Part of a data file
## START
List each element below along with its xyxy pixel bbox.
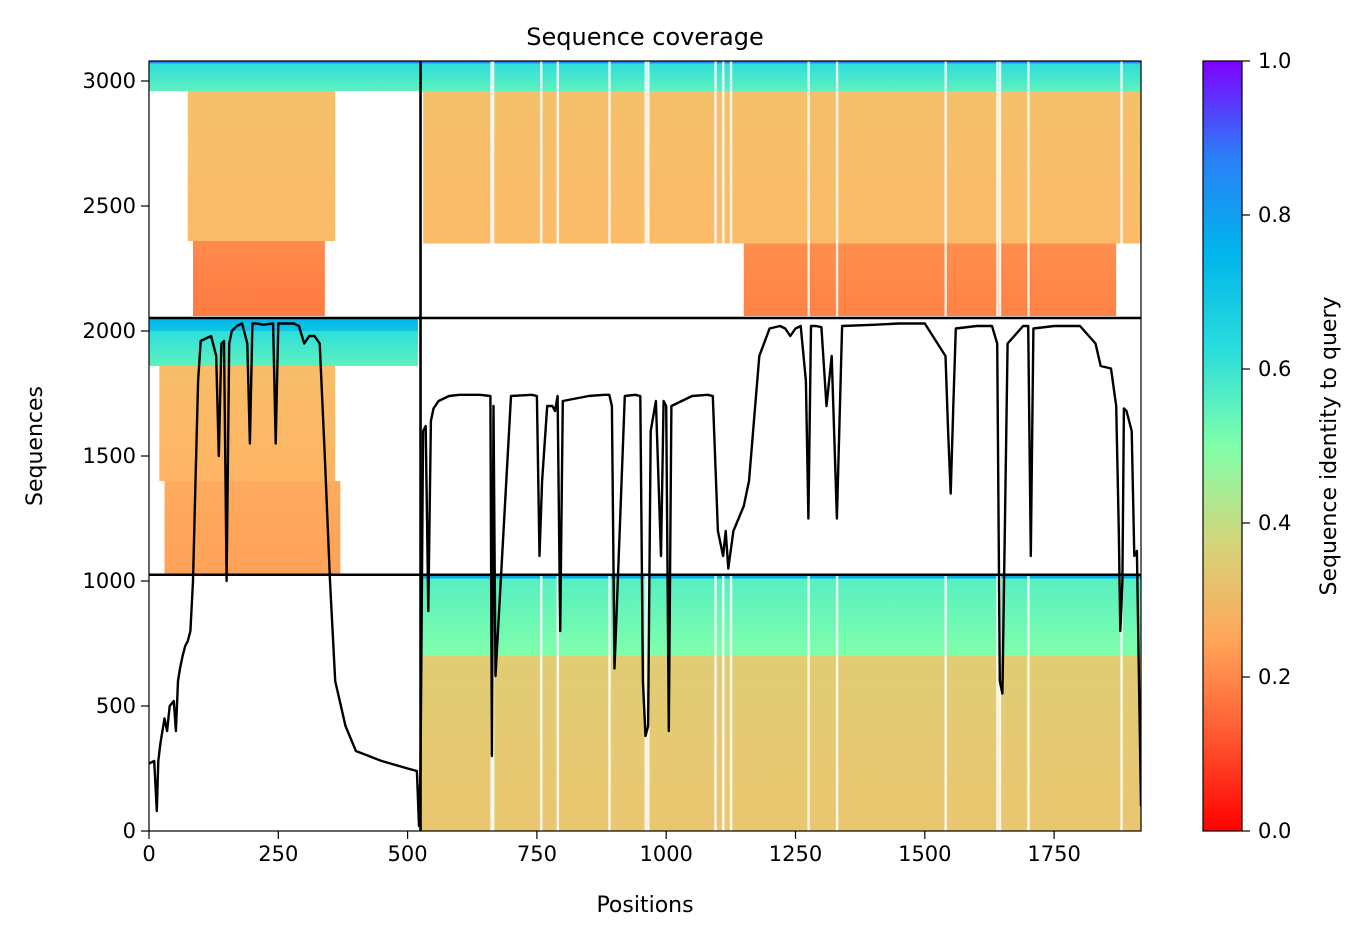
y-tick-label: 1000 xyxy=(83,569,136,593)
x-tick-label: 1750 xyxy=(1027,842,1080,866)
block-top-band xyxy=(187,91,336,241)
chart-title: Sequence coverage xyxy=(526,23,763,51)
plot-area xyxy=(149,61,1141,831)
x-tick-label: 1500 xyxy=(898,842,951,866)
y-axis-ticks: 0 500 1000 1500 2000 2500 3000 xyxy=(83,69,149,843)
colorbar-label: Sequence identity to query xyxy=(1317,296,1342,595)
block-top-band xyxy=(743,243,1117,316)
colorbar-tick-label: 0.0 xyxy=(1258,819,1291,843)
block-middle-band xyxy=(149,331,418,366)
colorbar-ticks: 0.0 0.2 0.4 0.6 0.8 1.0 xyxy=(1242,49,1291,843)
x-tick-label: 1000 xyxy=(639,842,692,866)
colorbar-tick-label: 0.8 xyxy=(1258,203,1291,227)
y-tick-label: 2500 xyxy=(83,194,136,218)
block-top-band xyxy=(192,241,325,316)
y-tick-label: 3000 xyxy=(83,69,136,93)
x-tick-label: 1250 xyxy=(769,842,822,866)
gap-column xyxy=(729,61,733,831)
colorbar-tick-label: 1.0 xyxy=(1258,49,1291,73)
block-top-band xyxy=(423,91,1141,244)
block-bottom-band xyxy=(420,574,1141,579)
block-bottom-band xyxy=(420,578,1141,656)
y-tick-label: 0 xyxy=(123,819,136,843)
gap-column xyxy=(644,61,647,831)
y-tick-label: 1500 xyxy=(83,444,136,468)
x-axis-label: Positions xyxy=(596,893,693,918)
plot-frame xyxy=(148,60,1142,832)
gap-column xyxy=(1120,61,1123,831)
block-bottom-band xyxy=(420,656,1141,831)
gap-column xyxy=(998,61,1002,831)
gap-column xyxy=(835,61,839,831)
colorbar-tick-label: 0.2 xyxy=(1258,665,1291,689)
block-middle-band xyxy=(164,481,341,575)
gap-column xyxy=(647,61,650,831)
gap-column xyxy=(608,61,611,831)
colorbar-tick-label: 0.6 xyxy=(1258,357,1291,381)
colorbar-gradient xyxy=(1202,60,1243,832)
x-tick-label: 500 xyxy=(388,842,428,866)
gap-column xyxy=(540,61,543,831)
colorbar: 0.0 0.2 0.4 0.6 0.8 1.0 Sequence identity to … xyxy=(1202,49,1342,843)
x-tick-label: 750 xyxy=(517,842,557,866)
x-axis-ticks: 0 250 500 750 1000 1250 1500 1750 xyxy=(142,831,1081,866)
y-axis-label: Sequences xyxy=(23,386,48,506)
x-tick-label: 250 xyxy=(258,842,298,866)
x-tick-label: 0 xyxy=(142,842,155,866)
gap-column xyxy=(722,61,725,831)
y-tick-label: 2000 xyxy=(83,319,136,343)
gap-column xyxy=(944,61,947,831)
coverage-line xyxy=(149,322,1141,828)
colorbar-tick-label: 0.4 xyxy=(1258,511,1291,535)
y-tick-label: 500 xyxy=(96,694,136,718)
## END
## START
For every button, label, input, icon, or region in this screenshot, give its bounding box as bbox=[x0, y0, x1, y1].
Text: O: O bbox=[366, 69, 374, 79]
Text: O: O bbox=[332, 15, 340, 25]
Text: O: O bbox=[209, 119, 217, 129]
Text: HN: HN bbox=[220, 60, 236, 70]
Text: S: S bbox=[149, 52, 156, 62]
## END
» Problem description:
Locate each row above that contains the string "column", and copy those rows in full.

» Answer for the task:
gap-column xyxy=(729,61,733,831)
gap-column xyxy=(644,61,647,831)
gap-column xyxy=(1120,61,1123,831)
gap-column xyxy=(998,61,1002,831)
gap-column xyxy=(835,61,839,831)
gap-column xyxy=(647,61,650,831)
gap-column xyxy=(608,61,611,831)
gap-column xyxy=(540,61,543,831)
gap-column xyxy=(722,61,725,831)
gap-column xyxy=(944,61,947,831)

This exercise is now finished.